| Entries with figure data |
----

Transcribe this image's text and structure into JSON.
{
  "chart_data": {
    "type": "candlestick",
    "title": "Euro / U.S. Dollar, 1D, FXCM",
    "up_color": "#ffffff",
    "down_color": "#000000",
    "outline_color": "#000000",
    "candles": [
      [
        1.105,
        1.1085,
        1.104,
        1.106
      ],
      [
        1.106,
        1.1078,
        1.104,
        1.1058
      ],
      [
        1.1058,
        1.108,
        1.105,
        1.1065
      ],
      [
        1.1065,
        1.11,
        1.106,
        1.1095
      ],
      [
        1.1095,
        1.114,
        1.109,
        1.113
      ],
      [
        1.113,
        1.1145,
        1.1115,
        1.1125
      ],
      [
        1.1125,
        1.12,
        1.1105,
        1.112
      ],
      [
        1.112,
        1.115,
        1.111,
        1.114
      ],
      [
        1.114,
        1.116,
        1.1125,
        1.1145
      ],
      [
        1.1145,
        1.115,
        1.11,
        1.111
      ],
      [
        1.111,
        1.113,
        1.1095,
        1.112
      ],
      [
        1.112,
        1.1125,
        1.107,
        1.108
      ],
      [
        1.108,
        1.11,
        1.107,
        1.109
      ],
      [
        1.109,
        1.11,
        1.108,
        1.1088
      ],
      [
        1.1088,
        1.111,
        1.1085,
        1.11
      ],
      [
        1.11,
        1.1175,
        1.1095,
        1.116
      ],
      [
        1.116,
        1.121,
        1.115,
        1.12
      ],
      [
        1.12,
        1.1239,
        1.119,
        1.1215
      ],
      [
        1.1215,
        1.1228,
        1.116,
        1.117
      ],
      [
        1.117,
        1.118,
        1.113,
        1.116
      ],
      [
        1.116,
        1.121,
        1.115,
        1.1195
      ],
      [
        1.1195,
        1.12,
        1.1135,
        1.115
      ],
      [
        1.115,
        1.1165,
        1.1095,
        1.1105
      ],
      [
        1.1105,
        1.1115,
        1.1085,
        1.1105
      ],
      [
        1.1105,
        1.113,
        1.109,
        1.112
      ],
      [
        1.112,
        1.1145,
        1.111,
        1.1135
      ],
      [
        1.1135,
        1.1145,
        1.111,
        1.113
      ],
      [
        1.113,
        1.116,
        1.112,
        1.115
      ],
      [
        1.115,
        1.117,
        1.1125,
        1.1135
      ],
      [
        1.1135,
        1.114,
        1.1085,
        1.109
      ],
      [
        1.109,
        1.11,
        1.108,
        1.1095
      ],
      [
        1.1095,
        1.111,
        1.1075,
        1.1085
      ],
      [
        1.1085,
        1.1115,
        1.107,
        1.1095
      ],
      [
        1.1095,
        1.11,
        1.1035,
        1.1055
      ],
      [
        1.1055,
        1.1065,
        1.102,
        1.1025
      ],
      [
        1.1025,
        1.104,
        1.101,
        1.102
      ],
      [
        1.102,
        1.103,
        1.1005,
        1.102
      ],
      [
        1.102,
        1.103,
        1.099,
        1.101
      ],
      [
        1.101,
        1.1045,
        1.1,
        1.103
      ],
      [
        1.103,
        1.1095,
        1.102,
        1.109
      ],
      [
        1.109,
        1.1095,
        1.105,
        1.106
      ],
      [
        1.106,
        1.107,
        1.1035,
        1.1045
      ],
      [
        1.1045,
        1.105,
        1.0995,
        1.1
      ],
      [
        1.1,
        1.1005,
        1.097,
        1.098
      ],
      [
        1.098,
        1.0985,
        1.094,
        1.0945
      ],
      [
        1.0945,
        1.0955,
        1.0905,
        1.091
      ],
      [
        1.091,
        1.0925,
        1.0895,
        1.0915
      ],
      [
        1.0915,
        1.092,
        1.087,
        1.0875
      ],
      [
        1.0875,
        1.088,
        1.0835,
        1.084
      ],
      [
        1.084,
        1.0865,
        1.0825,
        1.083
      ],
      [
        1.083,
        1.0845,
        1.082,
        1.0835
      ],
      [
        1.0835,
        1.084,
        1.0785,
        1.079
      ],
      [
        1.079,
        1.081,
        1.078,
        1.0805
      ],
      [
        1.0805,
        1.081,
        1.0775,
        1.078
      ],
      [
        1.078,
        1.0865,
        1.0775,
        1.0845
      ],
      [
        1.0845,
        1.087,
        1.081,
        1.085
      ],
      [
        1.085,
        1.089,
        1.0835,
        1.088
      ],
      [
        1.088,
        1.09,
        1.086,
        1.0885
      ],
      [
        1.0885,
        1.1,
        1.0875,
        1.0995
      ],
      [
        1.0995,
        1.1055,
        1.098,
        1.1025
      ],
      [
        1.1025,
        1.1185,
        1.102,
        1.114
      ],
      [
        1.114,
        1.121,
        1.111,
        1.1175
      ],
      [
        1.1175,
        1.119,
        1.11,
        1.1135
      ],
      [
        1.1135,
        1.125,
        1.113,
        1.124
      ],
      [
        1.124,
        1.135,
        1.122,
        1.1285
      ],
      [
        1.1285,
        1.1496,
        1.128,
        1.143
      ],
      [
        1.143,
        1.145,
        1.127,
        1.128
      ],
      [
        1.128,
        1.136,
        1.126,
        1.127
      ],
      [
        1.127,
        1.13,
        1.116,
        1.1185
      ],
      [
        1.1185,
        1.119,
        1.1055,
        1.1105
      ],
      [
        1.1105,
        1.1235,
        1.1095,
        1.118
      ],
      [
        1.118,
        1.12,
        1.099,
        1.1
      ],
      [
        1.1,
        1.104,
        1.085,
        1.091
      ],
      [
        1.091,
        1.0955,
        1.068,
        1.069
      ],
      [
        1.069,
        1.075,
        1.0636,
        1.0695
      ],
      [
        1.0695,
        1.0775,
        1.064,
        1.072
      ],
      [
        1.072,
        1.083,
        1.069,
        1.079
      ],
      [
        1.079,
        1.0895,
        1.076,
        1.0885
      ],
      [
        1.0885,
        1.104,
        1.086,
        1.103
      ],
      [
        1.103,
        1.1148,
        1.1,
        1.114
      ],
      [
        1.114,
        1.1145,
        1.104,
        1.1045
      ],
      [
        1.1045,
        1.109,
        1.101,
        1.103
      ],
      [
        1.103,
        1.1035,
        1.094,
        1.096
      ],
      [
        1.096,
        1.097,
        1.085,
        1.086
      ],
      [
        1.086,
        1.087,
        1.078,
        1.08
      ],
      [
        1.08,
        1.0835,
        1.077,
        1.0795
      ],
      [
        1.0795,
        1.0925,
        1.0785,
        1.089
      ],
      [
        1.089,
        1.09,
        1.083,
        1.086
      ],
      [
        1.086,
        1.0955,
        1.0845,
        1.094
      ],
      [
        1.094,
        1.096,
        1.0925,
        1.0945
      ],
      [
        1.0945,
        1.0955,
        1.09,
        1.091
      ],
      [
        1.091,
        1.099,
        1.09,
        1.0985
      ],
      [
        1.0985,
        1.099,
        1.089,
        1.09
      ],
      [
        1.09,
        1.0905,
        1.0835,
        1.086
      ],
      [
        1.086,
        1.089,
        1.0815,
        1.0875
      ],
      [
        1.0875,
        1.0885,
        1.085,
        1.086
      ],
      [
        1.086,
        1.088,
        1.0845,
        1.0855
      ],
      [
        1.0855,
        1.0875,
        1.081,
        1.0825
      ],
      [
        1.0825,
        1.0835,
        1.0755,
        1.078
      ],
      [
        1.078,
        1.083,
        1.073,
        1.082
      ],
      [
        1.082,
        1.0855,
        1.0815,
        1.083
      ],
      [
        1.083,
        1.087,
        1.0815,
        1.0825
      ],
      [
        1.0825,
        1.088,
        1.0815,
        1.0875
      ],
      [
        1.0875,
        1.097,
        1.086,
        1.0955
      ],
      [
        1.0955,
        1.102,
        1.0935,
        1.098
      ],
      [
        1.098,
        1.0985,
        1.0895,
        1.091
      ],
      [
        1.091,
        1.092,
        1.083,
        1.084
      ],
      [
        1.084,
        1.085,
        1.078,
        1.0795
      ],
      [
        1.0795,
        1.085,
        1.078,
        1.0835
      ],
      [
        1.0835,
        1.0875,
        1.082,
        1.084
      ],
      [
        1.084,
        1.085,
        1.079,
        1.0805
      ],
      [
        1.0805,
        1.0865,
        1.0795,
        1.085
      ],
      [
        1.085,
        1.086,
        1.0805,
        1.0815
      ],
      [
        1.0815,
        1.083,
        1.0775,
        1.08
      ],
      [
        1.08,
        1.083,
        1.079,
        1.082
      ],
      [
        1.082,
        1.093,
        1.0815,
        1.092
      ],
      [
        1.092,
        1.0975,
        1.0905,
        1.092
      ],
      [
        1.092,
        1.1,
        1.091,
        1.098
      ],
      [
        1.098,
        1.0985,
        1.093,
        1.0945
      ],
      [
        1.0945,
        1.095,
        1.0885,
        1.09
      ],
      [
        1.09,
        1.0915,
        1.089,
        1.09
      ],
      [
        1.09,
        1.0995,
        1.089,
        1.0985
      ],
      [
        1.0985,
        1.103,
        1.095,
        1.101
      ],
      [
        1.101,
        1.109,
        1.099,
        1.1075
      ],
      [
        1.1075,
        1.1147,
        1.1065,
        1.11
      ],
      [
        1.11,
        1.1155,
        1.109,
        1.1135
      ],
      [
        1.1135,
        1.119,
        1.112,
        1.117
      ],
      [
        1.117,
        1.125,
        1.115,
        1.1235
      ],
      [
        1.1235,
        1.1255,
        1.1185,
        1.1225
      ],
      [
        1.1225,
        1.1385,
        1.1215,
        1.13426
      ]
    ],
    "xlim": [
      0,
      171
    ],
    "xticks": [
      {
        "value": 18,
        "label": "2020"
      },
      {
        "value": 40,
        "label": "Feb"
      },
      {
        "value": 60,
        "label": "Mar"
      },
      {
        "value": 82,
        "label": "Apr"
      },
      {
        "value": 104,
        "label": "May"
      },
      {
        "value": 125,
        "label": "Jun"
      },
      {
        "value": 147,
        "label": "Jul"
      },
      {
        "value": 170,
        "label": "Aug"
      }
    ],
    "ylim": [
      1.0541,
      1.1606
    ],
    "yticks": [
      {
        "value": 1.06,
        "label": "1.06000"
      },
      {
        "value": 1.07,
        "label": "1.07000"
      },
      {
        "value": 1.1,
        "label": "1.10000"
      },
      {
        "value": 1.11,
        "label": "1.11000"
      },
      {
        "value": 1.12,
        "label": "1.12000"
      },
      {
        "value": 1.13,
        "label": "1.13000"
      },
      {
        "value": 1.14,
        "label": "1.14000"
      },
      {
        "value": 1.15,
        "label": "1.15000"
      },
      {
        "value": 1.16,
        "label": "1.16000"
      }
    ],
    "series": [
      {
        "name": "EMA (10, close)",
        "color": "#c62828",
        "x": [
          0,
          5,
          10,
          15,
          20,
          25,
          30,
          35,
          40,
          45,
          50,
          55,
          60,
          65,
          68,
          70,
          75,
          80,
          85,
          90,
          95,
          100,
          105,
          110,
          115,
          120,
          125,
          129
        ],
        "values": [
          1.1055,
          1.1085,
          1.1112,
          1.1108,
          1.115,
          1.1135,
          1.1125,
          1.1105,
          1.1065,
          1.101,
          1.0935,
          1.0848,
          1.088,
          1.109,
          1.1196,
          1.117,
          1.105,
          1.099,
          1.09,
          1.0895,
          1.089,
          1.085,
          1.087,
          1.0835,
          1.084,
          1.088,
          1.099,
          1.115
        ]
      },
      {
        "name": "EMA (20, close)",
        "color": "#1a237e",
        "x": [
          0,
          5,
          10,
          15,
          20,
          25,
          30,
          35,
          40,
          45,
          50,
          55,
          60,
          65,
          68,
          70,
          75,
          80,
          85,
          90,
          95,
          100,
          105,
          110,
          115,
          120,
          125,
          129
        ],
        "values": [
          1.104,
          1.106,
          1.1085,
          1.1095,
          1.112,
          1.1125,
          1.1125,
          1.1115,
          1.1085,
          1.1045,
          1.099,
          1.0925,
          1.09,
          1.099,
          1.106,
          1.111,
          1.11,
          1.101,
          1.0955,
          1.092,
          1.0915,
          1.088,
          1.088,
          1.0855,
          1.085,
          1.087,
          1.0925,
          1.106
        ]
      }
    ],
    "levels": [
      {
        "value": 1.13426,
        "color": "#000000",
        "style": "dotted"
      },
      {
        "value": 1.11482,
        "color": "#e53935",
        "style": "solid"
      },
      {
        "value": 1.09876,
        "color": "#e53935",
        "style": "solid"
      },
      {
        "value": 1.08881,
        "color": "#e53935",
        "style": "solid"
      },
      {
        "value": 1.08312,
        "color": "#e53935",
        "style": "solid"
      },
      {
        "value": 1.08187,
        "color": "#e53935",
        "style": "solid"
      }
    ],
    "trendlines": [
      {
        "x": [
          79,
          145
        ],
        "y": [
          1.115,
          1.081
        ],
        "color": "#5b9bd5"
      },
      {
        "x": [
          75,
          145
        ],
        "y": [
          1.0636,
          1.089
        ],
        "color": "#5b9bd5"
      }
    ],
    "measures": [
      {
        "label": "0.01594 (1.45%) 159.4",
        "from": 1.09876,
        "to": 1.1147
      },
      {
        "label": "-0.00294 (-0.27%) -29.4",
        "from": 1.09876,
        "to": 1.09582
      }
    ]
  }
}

----

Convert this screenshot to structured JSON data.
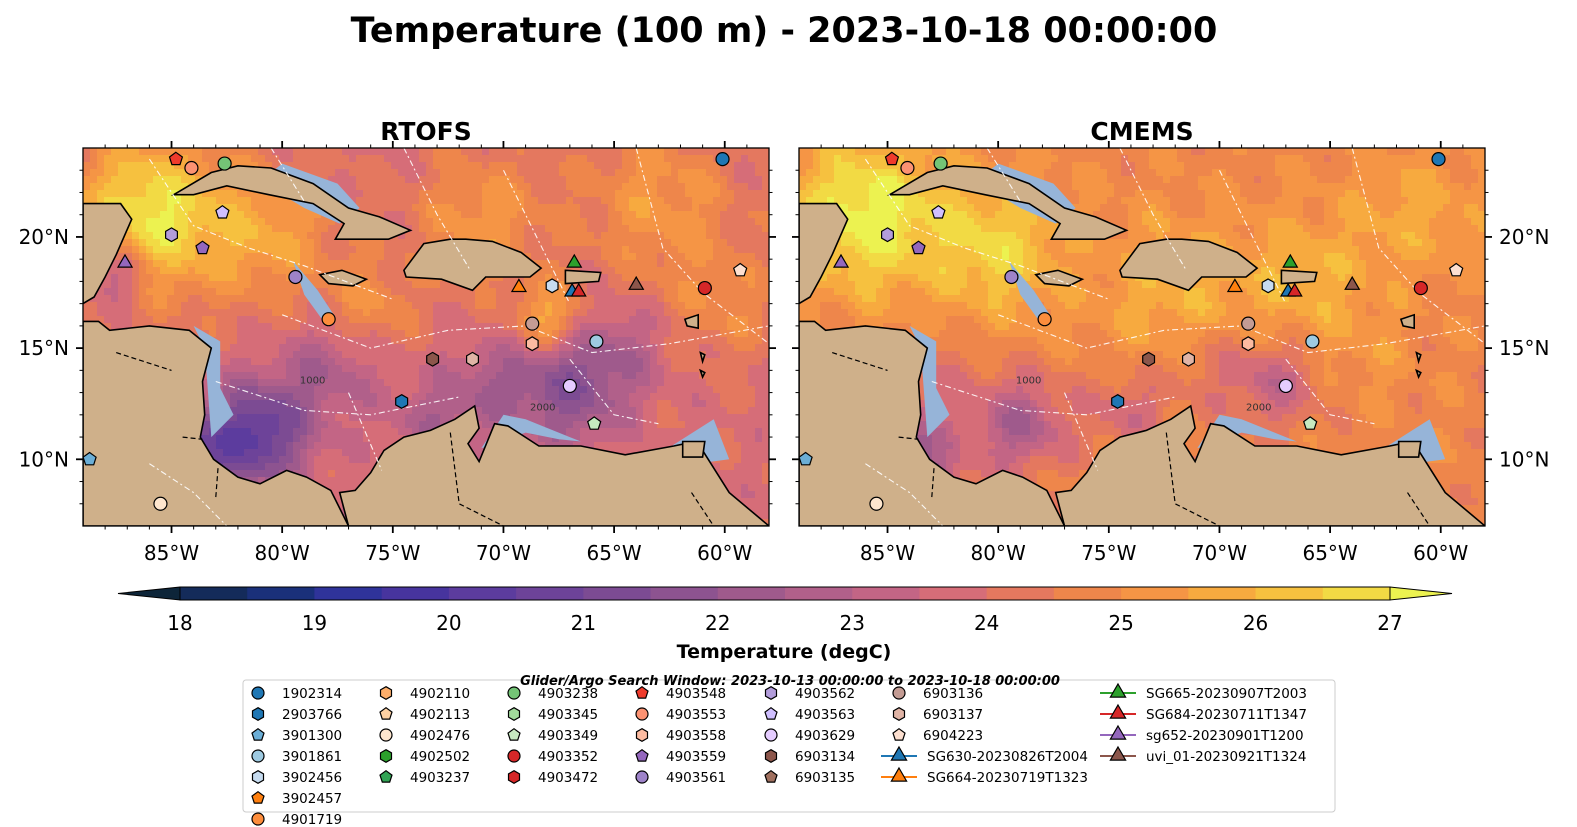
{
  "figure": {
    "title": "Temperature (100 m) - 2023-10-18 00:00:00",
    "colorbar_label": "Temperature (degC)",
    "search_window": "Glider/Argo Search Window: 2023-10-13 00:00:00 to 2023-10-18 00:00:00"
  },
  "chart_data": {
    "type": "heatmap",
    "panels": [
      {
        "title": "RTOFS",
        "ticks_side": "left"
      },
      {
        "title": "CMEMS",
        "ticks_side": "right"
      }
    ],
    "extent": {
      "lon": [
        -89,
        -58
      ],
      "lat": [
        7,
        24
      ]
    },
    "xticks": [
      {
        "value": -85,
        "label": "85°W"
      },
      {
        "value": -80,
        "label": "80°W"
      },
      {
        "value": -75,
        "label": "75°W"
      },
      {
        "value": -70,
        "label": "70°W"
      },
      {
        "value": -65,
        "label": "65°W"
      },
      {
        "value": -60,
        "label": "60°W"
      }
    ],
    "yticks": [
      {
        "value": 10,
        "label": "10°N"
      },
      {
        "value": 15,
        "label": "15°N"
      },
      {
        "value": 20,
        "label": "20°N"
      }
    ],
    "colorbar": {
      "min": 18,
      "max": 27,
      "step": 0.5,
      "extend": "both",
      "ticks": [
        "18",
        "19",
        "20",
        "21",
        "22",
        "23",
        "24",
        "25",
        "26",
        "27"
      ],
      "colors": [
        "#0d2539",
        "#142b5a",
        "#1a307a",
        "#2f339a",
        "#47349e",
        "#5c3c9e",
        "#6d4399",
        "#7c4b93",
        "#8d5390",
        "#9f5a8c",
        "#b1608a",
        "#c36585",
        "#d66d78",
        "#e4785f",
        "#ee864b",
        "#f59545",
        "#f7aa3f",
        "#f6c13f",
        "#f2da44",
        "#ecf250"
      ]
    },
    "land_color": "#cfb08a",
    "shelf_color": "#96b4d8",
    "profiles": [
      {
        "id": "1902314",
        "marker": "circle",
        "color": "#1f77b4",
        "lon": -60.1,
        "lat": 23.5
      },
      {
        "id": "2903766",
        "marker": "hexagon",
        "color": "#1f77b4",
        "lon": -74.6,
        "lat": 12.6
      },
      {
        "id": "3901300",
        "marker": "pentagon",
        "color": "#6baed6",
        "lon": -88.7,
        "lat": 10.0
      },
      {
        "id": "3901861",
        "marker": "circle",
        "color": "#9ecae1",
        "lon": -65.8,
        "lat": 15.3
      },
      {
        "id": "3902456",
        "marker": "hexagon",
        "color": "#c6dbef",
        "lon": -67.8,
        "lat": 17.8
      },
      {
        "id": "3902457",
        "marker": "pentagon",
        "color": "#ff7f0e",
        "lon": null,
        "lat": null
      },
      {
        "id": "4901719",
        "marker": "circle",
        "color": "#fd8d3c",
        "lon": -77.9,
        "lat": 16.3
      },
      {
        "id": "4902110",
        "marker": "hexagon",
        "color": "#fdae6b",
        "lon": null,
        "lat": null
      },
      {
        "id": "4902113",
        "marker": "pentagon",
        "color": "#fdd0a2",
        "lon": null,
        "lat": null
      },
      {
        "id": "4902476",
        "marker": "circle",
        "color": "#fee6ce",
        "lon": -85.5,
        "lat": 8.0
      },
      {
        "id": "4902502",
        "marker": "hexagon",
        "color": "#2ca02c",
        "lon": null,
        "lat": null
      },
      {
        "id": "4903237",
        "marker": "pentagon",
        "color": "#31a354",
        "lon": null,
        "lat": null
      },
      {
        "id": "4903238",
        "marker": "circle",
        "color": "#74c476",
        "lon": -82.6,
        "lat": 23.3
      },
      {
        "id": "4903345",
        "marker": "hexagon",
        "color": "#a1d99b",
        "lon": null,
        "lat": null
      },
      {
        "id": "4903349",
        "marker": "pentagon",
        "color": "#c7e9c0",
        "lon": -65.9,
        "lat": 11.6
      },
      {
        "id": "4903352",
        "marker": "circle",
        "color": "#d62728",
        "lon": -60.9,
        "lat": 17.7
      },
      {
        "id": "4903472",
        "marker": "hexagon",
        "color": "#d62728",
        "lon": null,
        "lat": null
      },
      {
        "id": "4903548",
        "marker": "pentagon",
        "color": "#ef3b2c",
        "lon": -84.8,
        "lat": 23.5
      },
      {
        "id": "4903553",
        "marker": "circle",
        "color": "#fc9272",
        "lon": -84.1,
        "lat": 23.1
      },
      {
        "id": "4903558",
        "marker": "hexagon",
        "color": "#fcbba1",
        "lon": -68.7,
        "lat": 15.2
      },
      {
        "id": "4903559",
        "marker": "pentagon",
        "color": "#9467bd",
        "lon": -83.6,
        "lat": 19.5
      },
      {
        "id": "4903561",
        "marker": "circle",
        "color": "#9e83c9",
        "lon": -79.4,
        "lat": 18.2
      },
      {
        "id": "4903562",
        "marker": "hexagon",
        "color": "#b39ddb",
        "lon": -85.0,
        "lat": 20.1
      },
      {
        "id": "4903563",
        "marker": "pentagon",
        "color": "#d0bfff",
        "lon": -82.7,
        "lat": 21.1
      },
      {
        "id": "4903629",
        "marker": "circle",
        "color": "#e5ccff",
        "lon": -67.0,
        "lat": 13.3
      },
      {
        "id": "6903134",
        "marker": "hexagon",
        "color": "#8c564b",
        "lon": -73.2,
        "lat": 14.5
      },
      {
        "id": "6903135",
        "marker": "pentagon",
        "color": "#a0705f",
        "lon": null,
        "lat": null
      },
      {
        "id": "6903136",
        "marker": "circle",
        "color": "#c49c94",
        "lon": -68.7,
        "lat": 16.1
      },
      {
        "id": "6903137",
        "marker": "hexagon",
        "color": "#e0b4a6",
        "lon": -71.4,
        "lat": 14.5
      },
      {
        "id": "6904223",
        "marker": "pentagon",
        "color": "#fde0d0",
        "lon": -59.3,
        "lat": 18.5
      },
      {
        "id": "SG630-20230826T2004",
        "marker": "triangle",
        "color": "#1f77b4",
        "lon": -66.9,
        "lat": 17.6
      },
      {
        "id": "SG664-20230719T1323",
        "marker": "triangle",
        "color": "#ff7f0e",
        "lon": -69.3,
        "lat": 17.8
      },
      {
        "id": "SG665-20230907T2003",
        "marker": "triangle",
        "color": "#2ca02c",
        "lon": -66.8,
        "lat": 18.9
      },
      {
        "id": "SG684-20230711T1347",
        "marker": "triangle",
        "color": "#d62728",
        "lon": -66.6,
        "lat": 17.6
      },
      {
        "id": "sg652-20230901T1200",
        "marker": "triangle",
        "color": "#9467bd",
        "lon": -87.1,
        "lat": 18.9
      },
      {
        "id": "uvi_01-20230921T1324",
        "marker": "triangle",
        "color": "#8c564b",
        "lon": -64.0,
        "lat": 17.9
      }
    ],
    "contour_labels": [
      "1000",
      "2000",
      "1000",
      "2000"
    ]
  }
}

----

| WORK TO BE COMPLETED |
Only lines with the word "this" are wanted, so copy each one from the records.

| TASK OUTPUT |
Transcribe this image's text and structure into JSON.
Convert this screenshot to structured JSON data.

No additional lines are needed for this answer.